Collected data
+-------+

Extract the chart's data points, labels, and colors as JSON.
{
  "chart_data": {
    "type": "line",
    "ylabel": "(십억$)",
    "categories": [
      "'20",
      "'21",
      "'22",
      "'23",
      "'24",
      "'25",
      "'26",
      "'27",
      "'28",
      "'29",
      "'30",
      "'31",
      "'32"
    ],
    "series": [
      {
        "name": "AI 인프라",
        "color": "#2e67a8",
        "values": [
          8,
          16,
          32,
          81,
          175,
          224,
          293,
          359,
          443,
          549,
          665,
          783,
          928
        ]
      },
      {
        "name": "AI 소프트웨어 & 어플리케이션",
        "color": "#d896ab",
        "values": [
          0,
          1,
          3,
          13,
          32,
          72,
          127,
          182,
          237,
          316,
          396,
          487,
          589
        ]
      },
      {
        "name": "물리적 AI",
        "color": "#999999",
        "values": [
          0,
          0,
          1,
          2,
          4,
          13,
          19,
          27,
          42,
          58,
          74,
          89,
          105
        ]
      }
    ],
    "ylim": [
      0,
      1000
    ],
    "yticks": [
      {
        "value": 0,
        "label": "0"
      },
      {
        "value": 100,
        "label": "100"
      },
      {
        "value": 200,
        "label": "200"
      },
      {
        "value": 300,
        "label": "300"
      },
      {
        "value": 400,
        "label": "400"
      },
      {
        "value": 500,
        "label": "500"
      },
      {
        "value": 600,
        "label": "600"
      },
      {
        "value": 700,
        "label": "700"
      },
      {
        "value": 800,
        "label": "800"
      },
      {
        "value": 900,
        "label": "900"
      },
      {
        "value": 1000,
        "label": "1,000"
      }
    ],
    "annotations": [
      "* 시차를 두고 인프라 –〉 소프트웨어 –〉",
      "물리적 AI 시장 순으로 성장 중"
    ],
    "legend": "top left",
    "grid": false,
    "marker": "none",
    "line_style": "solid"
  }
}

+-------+

Problem details
Your task is to reproduce the whole listing exactly.

Solved exercise
Extract the chart's data points, labels, and colors as JSON.
{
  "chart_data": {
    "type": "line",
    "ylabel": "(십억$)",
    "categories": [
      "'20",
      "'21",
      "'22",
      "'23",
      "'24",
      "'25",
      "'26",
      "'27",
      "'28",
      "'29",
      "'30",
      "'31",
      "'32"
    ],
    "series": [
      {
        "name": "AI 인프라",
        "color": "#2e67a8",
        "values": [
          8,
          16,
          32,
          81,
          175,
          224,
          293,
          359,
          443,
          549,
          665,
          783,
          928
        ]
      },
      {
        "name": "AI 소프트웨어 & 어플리케이션",
        "color": "#d896ab",
        "values": [
          0,
          1,
          3,
          13,
          32,
          72,
          127,
          182,
          237,
          316,
          396,
          487,
          589
        ]
      },
      {
        "name": "물리적 AI",
        "color": "#999999",
        "values": [
          0,
          0,
          1,
          2,
          4,
          13,
          19,
          27,
          42,
          58,
          74,
          89,
          105
        ]
      }
    ],
    "ylim": [
      0,
      1000
    ],
    "yticks": [
      {
        "value": 0,
        "label": "0"
      },
      {
        "value": 100,
        "label": "100"
      },
      {
        "value": 200,
        "label": "200"
      },
      {
        "value": 300,
        "label": "300"
      },
      {
        "value": 400,
        "label": "400"
      },
      {
        "value": 500,
        "label": "500"
      },
      {
        "value": 600,
        "label": "600"
      },
      {
        "value": 700,
        "label": "700"
      },
      {
        "value": 800,
        "label": "800"
      },
      {
        "value": 900,
        "label": "900"
      },
      {
        "value": 1000,
        "label": "1,000"
      }
    ],
    "annotations": [
      "* 시차를 두고 인프라 –〉 소프트웨어 –〉",
      "물리적 AI 시장 순으로 성장 중"
    ],
    "legend": "top left",
    "grid": false,
    "marker": "none",
    "line_style": "solid"
  }
}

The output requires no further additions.